[Dataset rows about figures]
◇ ◇ ◇ ◇
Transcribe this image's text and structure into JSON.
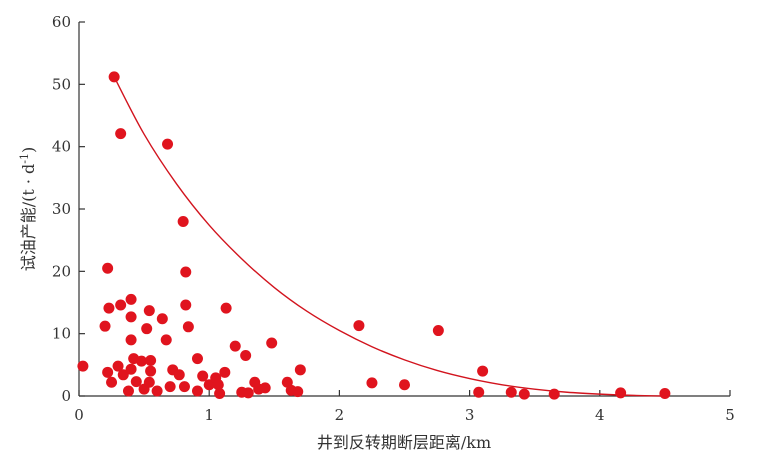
{
  "chart_data": {
    "type": "scatter",
    "xlabel": "井到反转期断层距离/km",
    "ylabel_main": "试油产能/(t · d",
    "ylabel_sup": "-1",
    "ylabel_close": ")",
    "xlim": [
      0,
      5
    ],
    "ylim": [
      0,
      60
    ],
    "xticks": [
      0,
      1,
      2,
      3,
      4,
      5
    ],
    "yticks": [
      0,
      10,
      20,
      30,
      40,
      50,
      60
    ],
    "xtick_labels": [
      "0",
      "1",
      "2",
      "3",
      "4",
      "5"
    ],
    "ytick_labels": [
      "0",
      "10",
      "20",
      "30",
      "40",
      "50",
      "60"
    ],
    "grid": false,
    "point_color": "#e0141e",
    "curve_color": "#d2141e",
    "points": [
      {
        "x": 0.03,
        "y": 4.8
      },
      {
        "x": 0.2,
        "y": 11.2
      },
      {
        "x": 0.22,
        "y": 20.5
      },
      {
        "x": 0.23,
        "y": 14.1
      },
      {
        "x": 0.22,
        "y": 3.8
      },
      {
        "x": 0.25,
        "y": 2.2
      },
      {
        "x": 0.27,
        "y": 51.2
      },
      {
        "x": 0.3,
        "y": 4.8
      },
      {
        "x": 0.32,
        "y": 42.1
      },
      {
        "x": 0.32,
        "y": 14.6
      },
      {
        "x": 0.34,
        "y": 3.4
      },
      {
        "x": 0.38,
        "y": 0.8
      },
      {
        "x": 0.4,
        "y": 15.5
      },
      {
        "x": 0.4,
        "y": 12.7
      },
      {
        "x": 0.4,
        "y": 9.0
      },
      {
        "x": 0.4,
        "y": 4.3
      },
      {
        "x": 0.42,
        "y": 6.0
      },
      {
        "x": 0.44,
        "y": 2.3
      },
      {
        "x": 0.48,
        "y": 5.6
      },
      {
        "x": 0.5,
        "y": 1.1
      },
      {
        "x": 0.52,
        "y": 10.8
      },
      {
        "x": 0.54,
        "y": 13.7
      },
      {
        "x": 0.55,
        "y": 5.7
      },
      {
        "x": 0.55,
        "y": 4.0
      },
      {
        "x": 0.54,
        "y": 2.2
      },
      {
        "x": 0.6,
        "y": 0.8
      },
      {
        "x": 0.64,
        "y": 12.4
      },
      {
        "x": 0.67,
        "y": 9.0
      },
      {
        "x": 0.68,
        "y": 40.4
      },
      {
        "x": 0.7,
        "y": 1.5
      },
      {
        "x": 0.72,
        "y": 4.2
      },
      {
        "x": 0.77,
        "y": 3.4
      },
      {
        "x": 0.8,
        "y": 28.0
      },
      {
        "x": 0.81,
        "y": 1.5
      },
      {
        "x": 0.82,
        "y": 19.9
      },
      {
        "x": 0.82,
        "y": 14.6
      },
      {
        "x": 0.84,
        "y": 11.1
      },
      {
        "x": 0.91,
        "y": 6.0
      },
      {
        "x": 0.91,
        "y": 0.8
      },
      {
        "x": 0.95,
        "y": 3.2
      },
      {
        "x": 1.0,
        "y": 1.8
      },
      {
        "x": 1.05,
        "y": 2.9
      },
      {
        "x": 1.07,
        "y": 1.8
      },
      {
        "x": 1.08,
        "y": 0.4
      },
      {
        "x": 1.12,
        "y": 3.8
      },
      {
        "x": 1.13,
        "y": 14.1
      },
      {
        "x": 1.2,
        "y": 8.0
      },
      {
        "x": 1.25,
        "y": 0.6
      },
      {
        "x": 1.28,
        "y": 6.5
      },
      {
        "x": 1.3,
        "y": 0.5
      },
      {
        "x": 1.35,
        "y": 2.2
      },
      {
        "x": 1.38,
        "y": 1.1
      },
      {
        "x": 1.43,
        "y": 1.3
      },
      {
        "x": 1.48,
        "y": 8.5
      },
      {
        "x": 1.6,
        "y": 2.2
      },
      {
        "x": 1.63,
        "y": 0.9
      },
      {
        "x": 1.68,
        "y": 0.7
      },
      {
        "x": 1.7,
        "y": 4.2
      },
      {
        "x": 2.15,
        "y": 11.3
      },
      {
        "x": 2.25,
        "y": 2.1
      },
      {
        "x": 2.5,
        "y": 1.8
      },
      {
        "x": 2.76,
        "y": 10.5
      },
      {
        "x": 3.07,
        "y": 0.6
      },
      {
        "x": 3.1,
        "y": 4.0
      },
      {
        "x": 3.32,
        "y": 0.6
      },
      {
        "x": 3.42,
        "y": 0.3
      },
      {
        "x": 3.65,
        "y": 0.3
      },
      {
        "x": 4.16,
        "y": 0.5
      },
      {
        "x": 4.5,
        "y": 0.4
      }
    ],
    "trend_curve": [
      {
        "x": 0.27,
        "y": 51.2
      },
      {
        "x": 0.5,
        "y": 42.0
      },
      {
        "x": 0.75,
        "y": 34.0
      },
      {
        "x": 1.0,
        "y": 27.4
      },
      {
        "x": 1.25,
        "y": 22.0
      },
      {
        "x": 1.5,
        "y": 17.4
      },
      {
        "x": 1.75,
        "y": 13.6
      },
      {
        "x": 2.0,
        "y": 10.5
      },
      {
        "x": 2.25,
        "y": 7.9
      },
      {
        "x": 2.5,
        "y": 5.8
      },
      {
        "x": 2.75,
        "y": 4.1
      },
      {
        "x": 3.0,
        "y": 2.8
      },
      {
        "x": 3.25,
        "y": 1.8
      },
      {
        "x": 3.5,
        "y": 1.1
      },
      {
        "x": 3.75,
        "y": 0.6
      },
      {
        "x": 4.0,
        "y": 0.3
      },
      {
        "x": 4.25,
        "y": 0.1
      },
      {
        "x": 4.5,
        "y": 0.0
      }
    ]
  }
}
◇ ◇ ◇ ◇
Set the data above down again exactly as given, with no pictures.

Transcribe this image's text and structure into JSON.
{
  "chart_data": {
    "type": "scatter",
    "xlabel": "井到反转期断层距离/km",
    "ylabel_main": "试油产能/(t · d",
    "ylabel_sup": "-1",
    "ylabel_close": ")",
    "xlim": [
      0,
      5
    ],
    "ylim": [
      0,
      60
    ],
    "xticks": [
      0,
      1,
      2,
      3,
      4,
      5
    ],
    "yticks": [
      0,
      10,
      20,
      30,
      40,
      50,
      60
    ],
    "xtick_labels": [
      "0",
      "1",
      "2",
      "3",
      "4",
      "5"
    ],
    "ytick_labels": [
      "0",
      "10",
      "20",
      "30",
      "40",
      "50",
      "60"
    ],
    "grid": false,
    "point_color": "#e0141e",
    "curve_color": "#d2141e",
    "points": [
      {
        "x": 0.03,
        "y": 4.8
      },
      {
        "x": 0.2,
        "y": 11.2
      },
      {
        "x": 0.22,
        "y": 20.5
      },
      {
        "x": 0.23,
        "y": 14.1
      },
      {
        "x": 0.22,
        "y": 3.8
      },
      {
        "x": 0.25,
        "y": 2.2
      },
      {
        "x": 0.27,
        "y": 51.2
      },
      {
        "x": 0.3,
        "y": 4.8
      },
      {
        "x": 0.32,
        "y": 42.1
      },
      {
        "x": 0.32,
        "y": 14.6
      },
      {
        "x": 0.34,
        "y": 3.4
      },
      {
        "x": 0.38,
        "y": 0.8
      },
      {
        "x": 0.4,
        "y": 15.5
      },
      {
        "x": 0.4,
        "y": 12.7
      },
      {
        "x": 0.4,
        "y": 9.0
      },
      {
        "x": 0.4,
        "y": 4.3
      },
      {
        "x": 0.42,
        "y": 6.0
      },
      {
        "x": 0.44,
        "y": 2.3
      },
      {
        "x": 0.48,
        "y": 5.6
      },
      {
        "x": 0.5,
        "y": 1.1
      },
      {
        "x": 0.52,
        "y": 10.8
      },
      {
        "x": 0.54,
        "y": 13.7
      },
      {
        "x": 0.55,
        "y": 5.7
      },
      {
        "x": 0.55,
        "y": 4.0
      },
      {
        "x": 0.54,
        "y": 2.2
      },
      {
        "x": 0.6,
        "y": 0.8
      },
      {
        "x": 0.64,
        "y": 12.4
      },
      {
        "x": 0.67,
        "y": 9.0
      },
      {
        "x": 0.68,
        "y": 40.4
      },
      {
        "x": 0.7,
        "y": 1.5
      },
      {
        "x": 0.72,
        "y": 4.2
      },
      {
        "x": 0.77,
        "y": 3.4
      },
      {
        "x": 0.8,
        "y": 28.0
      },
      {
        "x": 0.81,
        "y": 1.5
      },
      {
        "x": 0.82,
        "y": 19.9
      },
      {
        "x": 0.82,
        "y": 14.6
      },
      {
        "x": 0.84,
        "y": 11.1
      },
      {
        "x": 0.91,
        "y": 6.0
      },
      {
        "x": 0.91,
        "y": 0.8
      },
      {
        "x": 0.95,
        "y": 3.2
      },
      {
        "x": 1.0,
        "y": 1.8
      },
      {
        "x": 1.05,
        "y": 2.9
      },
      {
        "x": 1.07,
        "y": 1.8
      },
      {
        "x": 1.08,
        "y": 0.4
      },
      {
        "x": 1.12,
        "y": 3.8
      },
      {
        "x": 1.13,
        "y": 14.1
      },
      {
        "x": 1.2,
        "y": 8.0
      },
      {
        "x": 1.25,
        "y": 0.6
      },
      {
        "x": 1.28,
        "y": 6.5
      },
      {
        "x": 1.3,
        "y": 0.5
      },
      {
        "x": 1.35,
        "y": 2.2
      },
      {
        "x": 1.38,
        "y": 1.1
      },
      {
        "x": 1.43,
        "y": 1.3
      },
      {
        "x": 1.48,
        "y": 8.5
      },
      {
        "x": 1.6,
        "y": 2.2
      },
      {
        "x": 1.63,
        "y": 0.9
      },
      {
        "x": 1.68,
        "y": 0.7
      },
      {
        "x": 1.7,
        "y": 4.2
      },
      {
        "x": 2.15,
        "y": 11.3
      },
      {
        "x": 2.25,
        "y": 2.1
      },
      {
        "x": 2.5,
        "y": 1.8
      },
      {
        "x": 2.76,
        "y": 10.5
      },
      {
        "x": 3.07,
        "y": 0.6
      },
      {
        "x": 3.1,
        "y": 4.0
      },
      {
        "x": 3.32,
        "y": 0.6
      },
      {
        "x": 3.42,
        "y": 0.3
      },
      {
        "x": 3.65,
        "y": 0.3
      },
      {
        "x": 4.16,
        "y": 0.5
      },
      {
        "x": 4.5,
        "y": 0.4
      }
    ],
    "trend_curve": [
      {
        "x": 0.27,
        "y": 51.2
      },
      {
        "x": 0.5,
        "y": 42.0
      },
      {
        "x": 0.75,
        "y": 34.0
      },
      {
        "x": 1.0,
        "y": 27.4
      },
      {
        "x": 1.25,
        "y": 22.0
      },
      {
        "x": 1.5,
        "y": 17.4
      },
      {
        "x": 1.75,
        "y": 13.6
      },
      {
        "x": 2.0,
        "y": 10.5
      },
      {
        "x": 2.25,
        "y": 7.9
      },
      {
        "x": 2.5,
        "y": 5.8
      },
      {
        "x": 2.75,
        "y": 4.1
      },
      {
        "x": 3.0,
        "y": 2.8
      },
      {
        "x": 3.25,
        "y": 1.8
      },
      {
        "x": 3.5,
        "y": 1.1
      },
      {
        "x": 3.75,
        "y": 0.6
      },
      {
        "x": 4.0,
        "y": 0.3
      },
      {
        "x": 4.25,
        "y": 0.1
      },
      {
        "x": 4.5,
        "y": 0.0
      }
    ]
  }
}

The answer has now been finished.